» Material shown

___

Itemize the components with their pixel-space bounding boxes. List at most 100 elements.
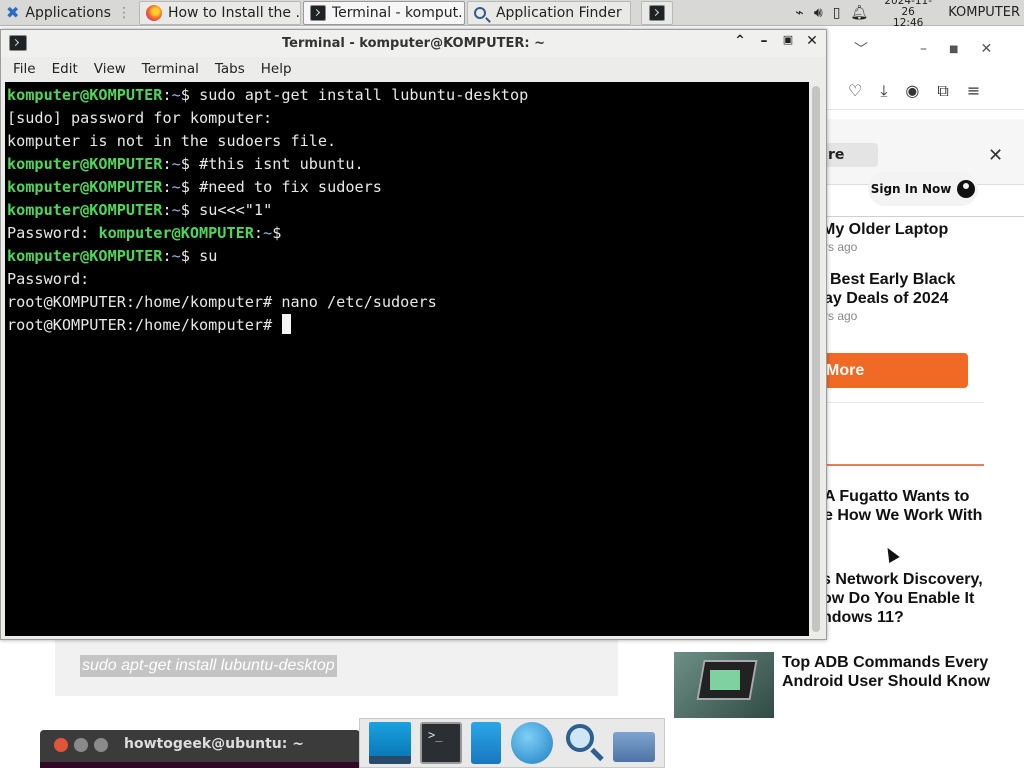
- file-manager-icon[interactable]: [471, 722, 502, 764]
- menu-edit[interactable]: Edit: [44, 61, 86, 77]
- sign-in-button[interactable]: Sign In Now: [868, 172, 978, 206]
- account-icon[interactable]: ◉: [905, 81, 919, 100]
- terminal-window[interactable]: Terminal - komputer@KOMPUTER: ~ ⌃ – ▣ ✕ …: [0, 29, 827, 640]
- taskbar-item-app-finder[interactable]: Application Finder: [466, 0, 631, 25]
- load-more-label: More: [826, 362, 865, 379]
- terminal-line: Password:: [7, 270, 90, 288]
- laptop-screen: [710, 670, 740, 690]
- news-title[interactable]: s Network Discovery,: [822, 570, 983, 589]
- news-title[interactable]: A Fugatto Wants to: [824, 487, 969, 506]
- news-title-line3[interactable]: ndows 11?: [822, 608, 904, 627]
- embedded-terminal-title: howtogeek@ubuntu: ~: [124, 736, 304, 752]
- taskbar-item-terminal[interactable]: Terminal - komput...: [302, 0, 465, 25]
- terminal-icon: [648, 4, 665, 21]
- network-icon[interactable]: ⌁: [795, 5, 803, 21]
- volume-icon[interactable]: 🔊︎: [814, 5, 823, 21]
- prompt-user: komputer@KOMPUTER: [98, 224, 254, 242]
- menu-hamburger-icon[interactable]: ≡: [967, 81, 980, 100]
- browser-globe-icon[interactable]: [510, 722, 553, 764]
- minimize-icon[interactable]: –: [756, 33, 772, 49]
- dock: >_: [359, 718, 665, 768]
- code-snippet: sudo apt-get install lubuntu-desktop: [80, 655, 337, 677]
- terminal-line: root@KOMPUTER:/home/komputer#: [7, 314, 809, 337]
- pocket-icon[interactable]: ♡: [848, 81, 862, 100]
- news-title[interactable]: Top ADB Commands Every Android User Shou…: [782, 653, 992, 691]
- news-title-line2[interactable]: ow Do You Enable It: [822, 589, 974, 608]
- downloads-icon[interactable]: ⤓: [880, 81, 887, 101]
- minimize-dot-icon: [74, 738, 88, 752]
- command-text: #need to fix sudoers: [189, 178, 382, 196]
- desktop-icon[interactable]: [368, 722, 411, 764]
- terminal-menubar: File Edit View Terminal Tabs Help: [1, 57, 826, 81]
- menu-terminal[interactable]: Terminal: [134, 61, 207, 77]
- load-more-button[interactable]: More: [826, 353, 968, 388]
- avatar-icon: [957, 180, 976, 198]
- close-find-icon[interactable]: ✕: [988, 145, 1003, 166]
- window-title: Terminal - komputer@KOMPUTER: ~: [281, 36, 545, 51]
- command-text: su<<<"1": [189, 201, 273, 219]
- desktop: ✖ Applications ⋮ How to Install the ... …: [0, 0, 1024, 768]
- article-thumbnail[interactable]: [674, 652, 774, 718]
- prompt-user: komputer@KOMPUTER: [7, 86, 163, 104]
- prompt-path: ~: [171, 247, 181, 265]
- sign-in-label: Sign In Now: [870, 182, 952, 196]
- terminal-icon[interactable]: >_: [419, 722, 462, 764]
- app-finder-icon[interactable]: [562, 722, 604, 764]
- notification-bell-icon[interactable]: 🔔︎: [850, 5, 868, 21]
- prompt-user: komputer@KOMPUTER: [7, 178, 163, 196]
- applications-menu-label: Applications: [25, 4, 111, 21]
- menu-grip-icon: ⋮: [116, 4, 131, 21]
- menu-tabs[interactable]: Tabs: [207, 61, 253, 77]
- minimize-icon[interactable]: –: [920, 41, 927, 57]
- tab-list-chevron-icon[interactable]: ﹀: [854, 39, 868, 59]
- root-prompt: root@KOMPUTER:/home/komputer#: [7, 316, 273, 334]
- prompt-user: komputer@KOMPUTER: [7, 155, 163, 173]
- taskbar-item-browser[interactable]: How to Install the ...: [138, 0, 301, 25]
- terminal-output[interactable]: komputer@KOMPUTER:~$ sudo apt-get instal…: [5, 82, 809, 636]
- scrollbar-thumb[interactable]: [812, 86, 820, 632]
- close-icon[interactable]: ✕: [804, 33, 820, 49]
- find-input[interactable]: re: [826, 143, 878, 167]
- shade-icon[interactable]: ⌃: [732, 33, 748, 49]
- clock-date: 2024-11-26: [884, 0, 933, 18]
- firefox-icon: [145, 4, 162, 21]
- top-panel: ✖ Applications ⋮ How to Install the ... …: [0, 0, 1024, 29]
- terminal-icon: [309, 4, 326, 21]
- menu-file[interactable]: File: [5, 61, 44, 77]
- terminal-scrollbar[interactable]: [810, 82, 822, 636]
- root-prompt: root@KOMPUTER:/home/komputer#: [7, 293, 273, 311]
- taskbar-item-label: How to Install the ...: [167, 4, 301, 21]
- taskbar-item-label: Application Finder: [495, 4, 622, 21]
- menu-view[interactable]: View: [86, 61, 134, 77]
- prompt-path: ~: [171, 86, 181, 104]
- clock[interactable]: 2024-11-26 12:46: [878, 0, 938, 29]
- terminal-icon: [9, 35, 27, 51]
- battery-icon[interactable]: ▯: [833, 5, 841, 21]
- command-text: sudo apt-get install lubuntu-desktop: [189, 86, 529, 104]
- prompt-user: komputer@KOMPUTER: [7, 247, 163, 265]
- system-tray: ⌁ 🔊︎ ▯ 🔔︎ 2024-11-26 12:46 KOMPUTER: [795, 0, 1024, 29]
- maximize-icon[interactable]: ▣: [780, 33, 796, 49]
- session-hostname[interactable]: KOMPUTER: [948, 5, 1020, 20]
- window-controls: ⌃ – ▣ ✕: [732, 33, 820, 49]
- taskbar-item-label: Terminal - komput...: [331, 4, 465, 21]
- folder-icon[interactable]: [613, 732, 656, 762]
- article-title[interactable]: Best Early Black: [830, 270, 955, 289]
- close-icon[interactable]: ✕: [980, 41, 992, 57]
- article-title[interactable]: My Older Laptop: [822, 220, 948, 239]
- terminal-line: komputer@KOMPUTER:~$ su<<<"1": [7, 201, 273, 219]
- workspace-terminal-button[interactable]: [640, 0, 673, 25]
- terminal-line: Password: komputer@KOMPUTER:~$: [7, 224, 282, 242]
- applications-menu-button[interactable]: ✖ Applications ⋮: [0, 1, 137, 25]
- maximize-dot-icon: [94, 738, 108, 752]
- extensions-icon[interactable]: ⧉: [937, 81, 948, 101]
- menu-help[interactable]: Help: [253, 61, 300, 77]
- xfce-logo-icon: ✖: [6, 2, 20, 22]
- article-title-line2[interactable]: ay Deals of 2024: [824, 289, 949, 308]
- news-title-line2[interactable]: e How We Work With: [824, 506, 982, 525]
- browser-titlebar: ﹀ – ■ ✕: [826, 26, 1024, 72]
- command-text: nano /etc/sudoers: [272, 293, 437, 311]
- maximize-icon[interactable]: ■: [949, 44, 958, 55]
- password-label: Password:: [7, 224, 99, 242]
- terminal-titlebar[interactable]: Terminal - komputer@KOMPUTER: ~ ⌃ – ▣ ✕: [1, 30, 826, 57]
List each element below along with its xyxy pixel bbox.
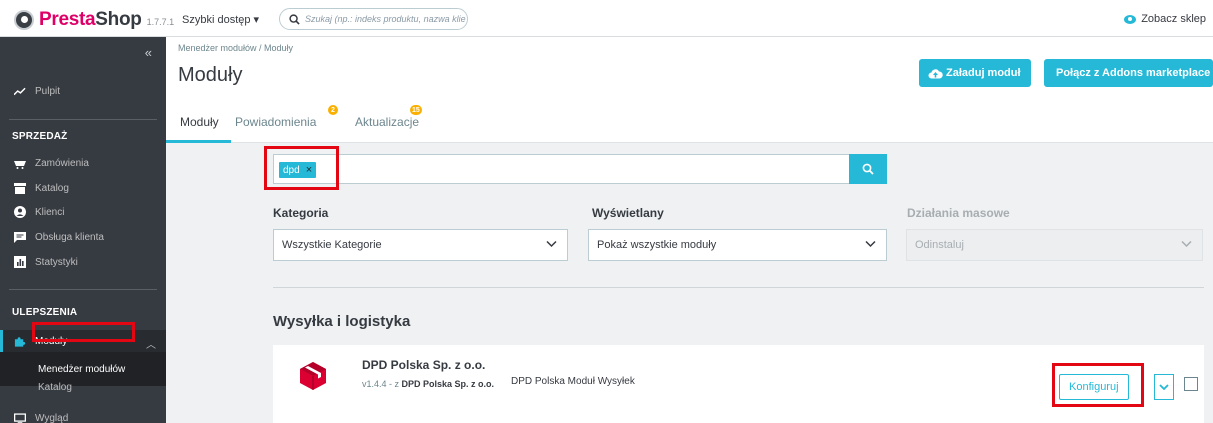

___

» Task to complete
Return the rows starting at the one containing "- file-manager-icon[interactable]: [471, 722, 502, 764]" and ending at the one containing "- taskbar-item-app-finder[interactable]: Application", copied exactly.

» Response for this exercise
- file-manager-icon[interactable]: [471, 722, 502, 764]
- menu-edit[interactable]: Edit: [44, 61, 86, 77]
- sign-in-button[interactable]: Sign In Now: [868, 172, 978, 206]
- account-icon[interactable]: ◉: [905, 81, 919, 100]
- terminal-window[interactable]: Terminal - komputer@KOMPUTER: ~ ⌃ – ▣ ✕ …: [0, 29, 827, 640]
- taskbar-item-app-finder[interactable]: Application Finder: [466, 0, 631, 25]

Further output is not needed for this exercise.